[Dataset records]
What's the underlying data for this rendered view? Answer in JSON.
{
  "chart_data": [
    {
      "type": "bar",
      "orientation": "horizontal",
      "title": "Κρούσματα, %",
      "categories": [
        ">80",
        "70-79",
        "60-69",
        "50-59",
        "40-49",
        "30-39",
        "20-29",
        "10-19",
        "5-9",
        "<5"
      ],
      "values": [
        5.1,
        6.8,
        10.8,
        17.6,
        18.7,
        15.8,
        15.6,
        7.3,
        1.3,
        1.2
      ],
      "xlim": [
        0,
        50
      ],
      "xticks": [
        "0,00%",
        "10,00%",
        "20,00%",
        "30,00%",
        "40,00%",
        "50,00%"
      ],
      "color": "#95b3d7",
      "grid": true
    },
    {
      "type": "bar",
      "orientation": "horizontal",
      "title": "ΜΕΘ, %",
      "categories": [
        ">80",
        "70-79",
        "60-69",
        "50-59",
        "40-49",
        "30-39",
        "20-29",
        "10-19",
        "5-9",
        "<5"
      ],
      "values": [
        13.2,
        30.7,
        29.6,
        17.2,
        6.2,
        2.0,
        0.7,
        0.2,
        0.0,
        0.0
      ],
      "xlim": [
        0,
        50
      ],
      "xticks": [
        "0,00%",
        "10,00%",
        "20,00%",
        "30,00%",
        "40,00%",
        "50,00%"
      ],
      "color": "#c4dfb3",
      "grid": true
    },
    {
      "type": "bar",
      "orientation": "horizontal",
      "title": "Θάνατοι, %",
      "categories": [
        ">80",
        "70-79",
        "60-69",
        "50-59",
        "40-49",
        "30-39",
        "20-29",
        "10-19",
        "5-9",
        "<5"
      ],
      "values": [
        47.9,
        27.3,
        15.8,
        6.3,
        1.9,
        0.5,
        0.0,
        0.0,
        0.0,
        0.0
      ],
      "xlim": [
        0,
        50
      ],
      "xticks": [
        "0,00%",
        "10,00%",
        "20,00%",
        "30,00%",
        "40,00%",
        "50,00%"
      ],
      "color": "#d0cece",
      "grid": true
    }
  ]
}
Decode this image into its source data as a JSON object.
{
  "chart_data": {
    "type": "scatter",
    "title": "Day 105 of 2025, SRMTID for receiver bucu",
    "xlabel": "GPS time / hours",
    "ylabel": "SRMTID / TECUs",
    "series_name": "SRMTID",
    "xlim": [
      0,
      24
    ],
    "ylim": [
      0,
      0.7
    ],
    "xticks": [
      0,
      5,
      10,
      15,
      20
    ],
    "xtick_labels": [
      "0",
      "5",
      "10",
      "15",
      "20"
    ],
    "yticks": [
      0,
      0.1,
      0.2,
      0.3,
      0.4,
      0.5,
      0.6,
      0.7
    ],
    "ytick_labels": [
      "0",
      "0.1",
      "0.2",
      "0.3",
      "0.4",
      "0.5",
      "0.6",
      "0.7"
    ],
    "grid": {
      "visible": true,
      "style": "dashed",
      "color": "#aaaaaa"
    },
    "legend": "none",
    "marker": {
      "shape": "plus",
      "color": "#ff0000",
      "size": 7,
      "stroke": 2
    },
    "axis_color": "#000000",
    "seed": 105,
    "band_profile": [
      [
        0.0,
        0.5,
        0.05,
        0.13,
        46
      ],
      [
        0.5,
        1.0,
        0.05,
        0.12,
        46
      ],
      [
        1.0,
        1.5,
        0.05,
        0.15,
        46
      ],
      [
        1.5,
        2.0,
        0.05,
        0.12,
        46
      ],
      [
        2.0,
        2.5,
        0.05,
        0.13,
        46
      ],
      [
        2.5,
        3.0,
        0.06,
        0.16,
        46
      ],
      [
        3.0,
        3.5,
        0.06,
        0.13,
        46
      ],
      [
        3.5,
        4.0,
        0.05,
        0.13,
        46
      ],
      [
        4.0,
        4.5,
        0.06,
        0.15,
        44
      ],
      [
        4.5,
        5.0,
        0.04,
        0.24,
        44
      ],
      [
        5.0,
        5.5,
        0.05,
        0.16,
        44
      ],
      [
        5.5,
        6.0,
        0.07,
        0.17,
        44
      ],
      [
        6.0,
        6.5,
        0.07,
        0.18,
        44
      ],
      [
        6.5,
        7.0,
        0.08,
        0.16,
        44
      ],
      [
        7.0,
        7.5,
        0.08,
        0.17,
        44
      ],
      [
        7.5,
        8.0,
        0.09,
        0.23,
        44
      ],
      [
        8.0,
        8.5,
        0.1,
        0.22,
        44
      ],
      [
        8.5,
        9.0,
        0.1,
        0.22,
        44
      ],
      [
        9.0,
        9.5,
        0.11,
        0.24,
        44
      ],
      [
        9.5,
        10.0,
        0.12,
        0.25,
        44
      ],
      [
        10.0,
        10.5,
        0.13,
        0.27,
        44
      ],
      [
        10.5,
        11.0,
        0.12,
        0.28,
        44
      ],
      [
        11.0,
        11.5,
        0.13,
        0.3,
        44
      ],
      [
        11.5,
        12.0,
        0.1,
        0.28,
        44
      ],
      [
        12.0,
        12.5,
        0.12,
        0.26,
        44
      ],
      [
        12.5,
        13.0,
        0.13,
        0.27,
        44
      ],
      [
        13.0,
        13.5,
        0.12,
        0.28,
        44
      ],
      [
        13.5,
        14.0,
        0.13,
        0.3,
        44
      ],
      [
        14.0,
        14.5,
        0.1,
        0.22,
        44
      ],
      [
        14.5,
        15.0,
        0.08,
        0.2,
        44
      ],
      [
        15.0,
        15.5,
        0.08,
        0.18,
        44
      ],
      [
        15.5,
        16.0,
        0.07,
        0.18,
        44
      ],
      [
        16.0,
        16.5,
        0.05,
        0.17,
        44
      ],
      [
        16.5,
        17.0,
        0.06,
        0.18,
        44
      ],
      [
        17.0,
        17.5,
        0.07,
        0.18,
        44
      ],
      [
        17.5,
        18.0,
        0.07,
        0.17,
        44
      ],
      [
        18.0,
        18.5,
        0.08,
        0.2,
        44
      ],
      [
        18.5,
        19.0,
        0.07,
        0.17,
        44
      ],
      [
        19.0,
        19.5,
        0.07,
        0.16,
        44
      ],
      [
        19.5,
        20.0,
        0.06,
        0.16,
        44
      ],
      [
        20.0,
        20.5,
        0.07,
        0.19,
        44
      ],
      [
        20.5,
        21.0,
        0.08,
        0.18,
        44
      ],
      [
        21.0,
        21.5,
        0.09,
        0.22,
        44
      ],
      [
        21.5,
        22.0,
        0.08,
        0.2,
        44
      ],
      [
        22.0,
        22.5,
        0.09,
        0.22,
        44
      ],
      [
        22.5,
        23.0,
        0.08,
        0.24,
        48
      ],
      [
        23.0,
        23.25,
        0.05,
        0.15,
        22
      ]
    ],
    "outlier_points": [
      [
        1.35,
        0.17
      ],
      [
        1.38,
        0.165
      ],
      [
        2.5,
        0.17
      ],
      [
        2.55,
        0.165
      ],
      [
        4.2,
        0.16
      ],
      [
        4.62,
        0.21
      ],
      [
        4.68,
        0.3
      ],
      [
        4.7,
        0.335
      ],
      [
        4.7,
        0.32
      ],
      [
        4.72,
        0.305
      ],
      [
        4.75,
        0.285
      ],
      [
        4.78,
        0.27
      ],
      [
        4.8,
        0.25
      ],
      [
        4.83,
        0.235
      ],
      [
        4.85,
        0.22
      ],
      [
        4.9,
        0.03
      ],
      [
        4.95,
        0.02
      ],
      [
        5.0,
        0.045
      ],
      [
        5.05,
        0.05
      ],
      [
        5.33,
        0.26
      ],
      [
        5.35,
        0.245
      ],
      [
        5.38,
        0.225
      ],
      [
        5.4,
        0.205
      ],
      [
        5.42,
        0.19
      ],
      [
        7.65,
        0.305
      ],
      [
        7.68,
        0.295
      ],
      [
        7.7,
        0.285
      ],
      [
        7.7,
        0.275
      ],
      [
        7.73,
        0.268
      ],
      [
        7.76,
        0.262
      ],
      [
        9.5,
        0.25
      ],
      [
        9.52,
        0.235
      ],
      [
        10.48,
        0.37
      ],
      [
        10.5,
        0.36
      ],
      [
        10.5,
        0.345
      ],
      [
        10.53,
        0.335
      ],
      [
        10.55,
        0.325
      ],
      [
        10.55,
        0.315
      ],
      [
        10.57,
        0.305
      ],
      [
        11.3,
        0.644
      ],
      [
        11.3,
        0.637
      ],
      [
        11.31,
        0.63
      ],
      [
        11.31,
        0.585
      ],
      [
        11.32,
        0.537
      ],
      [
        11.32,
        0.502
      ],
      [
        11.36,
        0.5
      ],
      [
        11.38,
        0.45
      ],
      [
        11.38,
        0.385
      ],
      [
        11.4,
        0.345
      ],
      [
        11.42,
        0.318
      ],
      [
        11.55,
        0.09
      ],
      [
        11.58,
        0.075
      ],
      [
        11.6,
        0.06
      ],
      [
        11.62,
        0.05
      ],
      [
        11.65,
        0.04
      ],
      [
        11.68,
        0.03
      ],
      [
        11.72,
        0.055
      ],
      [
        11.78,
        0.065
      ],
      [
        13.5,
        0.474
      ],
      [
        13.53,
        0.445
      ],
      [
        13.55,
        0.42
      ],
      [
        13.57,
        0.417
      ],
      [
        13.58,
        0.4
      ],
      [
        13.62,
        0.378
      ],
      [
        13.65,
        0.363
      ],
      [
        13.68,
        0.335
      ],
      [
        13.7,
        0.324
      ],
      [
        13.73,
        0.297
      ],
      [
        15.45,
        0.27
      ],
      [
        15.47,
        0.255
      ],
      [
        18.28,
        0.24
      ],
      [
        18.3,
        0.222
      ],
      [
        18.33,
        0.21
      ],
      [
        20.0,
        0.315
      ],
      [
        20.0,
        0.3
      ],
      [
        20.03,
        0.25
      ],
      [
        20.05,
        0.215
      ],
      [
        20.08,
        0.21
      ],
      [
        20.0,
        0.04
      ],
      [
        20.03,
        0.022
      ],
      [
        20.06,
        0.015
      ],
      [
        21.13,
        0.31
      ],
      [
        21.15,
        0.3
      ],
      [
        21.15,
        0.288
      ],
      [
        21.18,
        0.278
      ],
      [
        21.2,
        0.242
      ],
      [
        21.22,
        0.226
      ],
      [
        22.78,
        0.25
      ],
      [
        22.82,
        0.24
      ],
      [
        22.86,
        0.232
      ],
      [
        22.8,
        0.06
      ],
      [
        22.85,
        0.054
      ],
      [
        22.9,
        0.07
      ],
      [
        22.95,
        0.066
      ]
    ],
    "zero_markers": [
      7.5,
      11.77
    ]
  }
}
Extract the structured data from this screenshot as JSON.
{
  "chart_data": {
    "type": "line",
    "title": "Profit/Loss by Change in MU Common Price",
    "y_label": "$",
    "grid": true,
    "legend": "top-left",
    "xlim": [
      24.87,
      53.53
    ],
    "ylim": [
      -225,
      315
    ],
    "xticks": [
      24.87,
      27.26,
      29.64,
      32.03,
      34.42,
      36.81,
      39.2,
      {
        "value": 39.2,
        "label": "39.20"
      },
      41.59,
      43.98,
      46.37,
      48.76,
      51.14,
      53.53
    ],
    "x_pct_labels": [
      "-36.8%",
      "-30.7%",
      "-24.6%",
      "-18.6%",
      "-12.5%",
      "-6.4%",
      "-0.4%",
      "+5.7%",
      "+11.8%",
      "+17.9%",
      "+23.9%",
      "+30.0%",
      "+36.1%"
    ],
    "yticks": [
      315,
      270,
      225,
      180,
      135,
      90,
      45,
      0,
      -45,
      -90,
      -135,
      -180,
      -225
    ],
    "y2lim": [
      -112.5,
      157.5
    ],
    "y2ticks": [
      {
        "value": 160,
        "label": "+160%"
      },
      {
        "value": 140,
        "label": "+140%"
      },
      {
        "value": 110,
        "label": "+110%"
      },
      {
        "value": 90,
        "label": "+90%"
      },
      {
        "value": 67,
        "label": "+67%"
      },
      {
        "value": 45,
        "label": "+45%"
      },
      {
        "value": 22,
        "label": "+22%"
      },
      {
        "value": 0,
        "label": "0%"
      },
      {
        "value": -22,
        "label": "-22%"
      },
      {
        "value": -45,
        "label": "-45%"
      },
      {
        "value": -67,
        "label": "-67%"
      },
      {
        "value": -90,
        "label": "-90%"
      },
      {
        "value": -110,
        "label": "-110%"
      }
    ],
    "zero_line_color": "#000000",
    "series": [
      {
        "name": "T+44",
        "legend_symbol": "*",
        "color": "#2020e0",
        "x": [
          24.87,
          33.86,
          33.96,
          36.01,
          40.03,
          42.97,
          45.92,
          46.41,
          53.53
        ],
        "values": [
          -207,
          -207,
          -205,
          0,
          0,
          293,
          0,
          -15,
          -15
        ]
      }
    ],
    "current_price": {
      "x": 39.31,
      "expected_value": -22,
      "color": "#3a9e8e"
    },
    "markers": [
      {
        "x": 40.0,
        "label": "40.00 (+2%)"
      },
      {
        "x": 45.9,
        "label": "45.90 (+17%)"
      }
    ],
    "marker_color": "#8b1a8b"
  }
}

| GIVEN REQUEST |
Return every line above in which the string "JSON" occurs.

| EXERCISE RESULT |
What's the underlying data for this rendered view? Answer in JSON.
Decode this image into its source data as a JSON object.
Extract the structured data from this screenshot as JSON.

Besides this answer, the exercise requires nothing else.